= Task prompt =
Print the records below exactly as they appear.
▽
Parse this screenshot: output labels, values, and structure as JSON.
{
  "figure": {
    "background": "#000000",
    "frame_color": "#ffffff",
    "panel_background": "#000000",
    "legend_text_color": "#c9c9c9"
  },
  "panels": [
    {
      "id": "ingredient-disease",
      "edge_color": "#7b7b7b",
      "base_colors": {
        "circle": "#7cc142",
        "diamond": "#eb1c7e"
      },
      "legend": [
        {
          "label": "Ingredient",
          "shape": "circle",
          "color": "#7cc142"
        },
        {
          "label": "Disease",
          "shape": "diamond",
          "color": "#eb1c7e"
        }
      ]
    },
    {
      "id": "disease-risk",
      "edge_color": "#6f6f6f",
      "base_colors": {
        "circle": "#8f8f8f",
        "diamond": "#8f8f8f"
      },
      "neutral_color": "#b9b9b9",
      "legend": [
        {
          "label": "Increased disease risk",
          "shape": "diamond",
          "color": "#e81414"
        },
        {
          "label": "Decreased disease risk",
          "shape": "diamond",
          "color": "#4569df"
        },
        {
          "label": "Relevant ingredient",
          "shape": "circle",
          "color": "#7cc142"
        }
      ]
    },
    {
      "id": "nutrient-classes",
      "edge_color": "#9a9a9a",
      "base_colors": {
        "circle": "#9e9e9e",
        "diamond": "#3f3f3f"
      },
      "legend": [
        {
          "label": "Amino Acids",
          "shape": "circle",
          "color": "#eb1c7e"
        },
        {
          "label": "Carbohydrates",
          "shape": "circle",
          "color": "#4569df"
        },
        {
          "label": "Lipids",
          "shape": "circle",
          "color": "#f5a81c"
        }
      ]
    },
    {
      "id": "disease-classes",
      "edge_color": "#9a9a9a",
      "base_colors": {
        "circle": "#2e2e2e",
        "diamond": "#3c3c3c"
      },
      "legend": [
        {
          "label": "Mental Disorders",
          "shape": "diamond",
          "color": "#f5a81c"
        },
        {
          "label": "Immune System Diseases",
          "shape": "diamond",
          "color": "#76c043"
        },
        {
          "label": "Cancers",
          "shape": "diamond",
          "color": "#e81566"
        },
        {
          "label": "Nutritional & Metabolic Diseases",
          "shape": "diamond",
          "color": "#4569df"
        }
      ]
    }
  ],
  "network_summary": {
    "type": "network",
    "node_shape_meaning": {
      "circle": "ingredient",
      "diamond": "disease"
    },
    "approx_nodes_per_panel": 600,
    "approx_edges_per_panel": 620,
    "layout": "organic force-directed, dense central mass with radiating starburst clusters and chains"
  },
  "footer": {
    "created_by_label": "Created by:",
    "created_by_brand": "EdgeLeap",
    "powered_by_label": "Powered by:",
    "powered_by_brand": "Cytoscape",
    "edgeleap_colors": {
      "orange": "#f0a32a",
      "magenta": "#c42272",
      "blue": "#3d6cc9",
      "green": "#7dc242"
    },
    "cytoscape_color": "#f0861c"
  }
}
△
= Expected answer =
Parse this screenshot: output labels, values, and structure as JSON.
{
  "figure": {
    "background": "#000000",
    "frame_color": "#ffffff",
    "panel_background": "#000000",
    "legend_text_color": "#c9c9c9"
  },
  "panels": [
    {
      "id": "ingredient-disease",
      "edge_color": "#7b7b7b",
      "base_colors": {
        "circle": "#7cc142",
        "diamond": "#eb1c7e"
      },
      "legend": [
        {
          "label": "Ingredient",
          "shape": "circle",
          "color": "#7cc142"
        },
        {
          "label": "Disease",
          "shape": "diamond",
          "color": "#eb1c7e"
        }
      ]
    },
    {
      "id": "disease-risk",
      "edge_color": "#6f6f6f",
      "base_colors": {
        "circle": "#8f8f8f",
        "diamond": "#8f8f8f"
      },
      "neutral_color": "#b9b9b9",
      "legend": [
        {
          "label": "Increased disease risk",
          "shape": "diamond",
          "color": "#e81414"
        },
        {
          "label": "Decreased disease risk",
          "shape": "diamond",
          "color": "#4569df"
        },
        {
          "label": "Relevant ingredient",
          "shape": "circle",
          "color": "#7cc142"
        }
      ]
    },
    {
      "id": "nutrient-classes",
      "edge_color": "#9a9a9a",
      "base_colors": {
        "circle": "#9e9e9e",
        "diamond": "#3f3f3f"
      },
      "legend": [
        {
          "label": "Amino Acids",
          "shape": "circle",
          "color": "#eb1c7e"
        },
        {
          "label": "Carbohydrates",
          "shape": "circle",
          "color": "#4569df"
        },
        {
          "label": "Lipids",
          "shape": "circle",
          "color": "#f5a81c"
        }
      ]
    },
    {
      "id": "disease-classes",
      "edge_color": "#9a9a9a",
      "base_colors": {
        "circle": "#2e2e2e",
        "diamond": "#3c3c3c"
      },
      "legend": [
        {
          "label": "Mental Disorders",
          "shape": "diamond",
          "color": "#f5a81c"
        },
        {
          "label": "Immune System Diseases",
          "shape": "diamond",
          "color": "#76c043"
        },
        {
          "label": "Cancers",
          "shape": "diamond",
          "color": "#e81566"
        },
        {
          "label": "Nutritional & Metabolic Diseases",
          "shape": "diamond",
          "color": "#4569df"
        }
      ]
    }
  ],
  "network_summary": {
    "type": "network",
    "node_shape_meaning": {
      "circle": "ingredient",
      "diamond": "disease"
    },
    "approx_nodes_per_panel": 600,
    "approx_edges_per_panel": 620,
    "layout": "organic force-directed, dense central mass with radiating starburst clusters and chains"
  },
  "footer": {
    "created_by_label": "Created by:",
    "created_by_brand": "EdgeLeap",
    "powered_by_label": "Powered by:",
    "powered_by_brand": "Cytoscape",
    "edgeleap_colors": {
      "orange": "#f0a32a",
      "magenta": "#c42272",
      "blue": "#3d6cc9",
      "green": "#7dc242"
    },
    "cytoscape_color": "#f0861c"
  }
}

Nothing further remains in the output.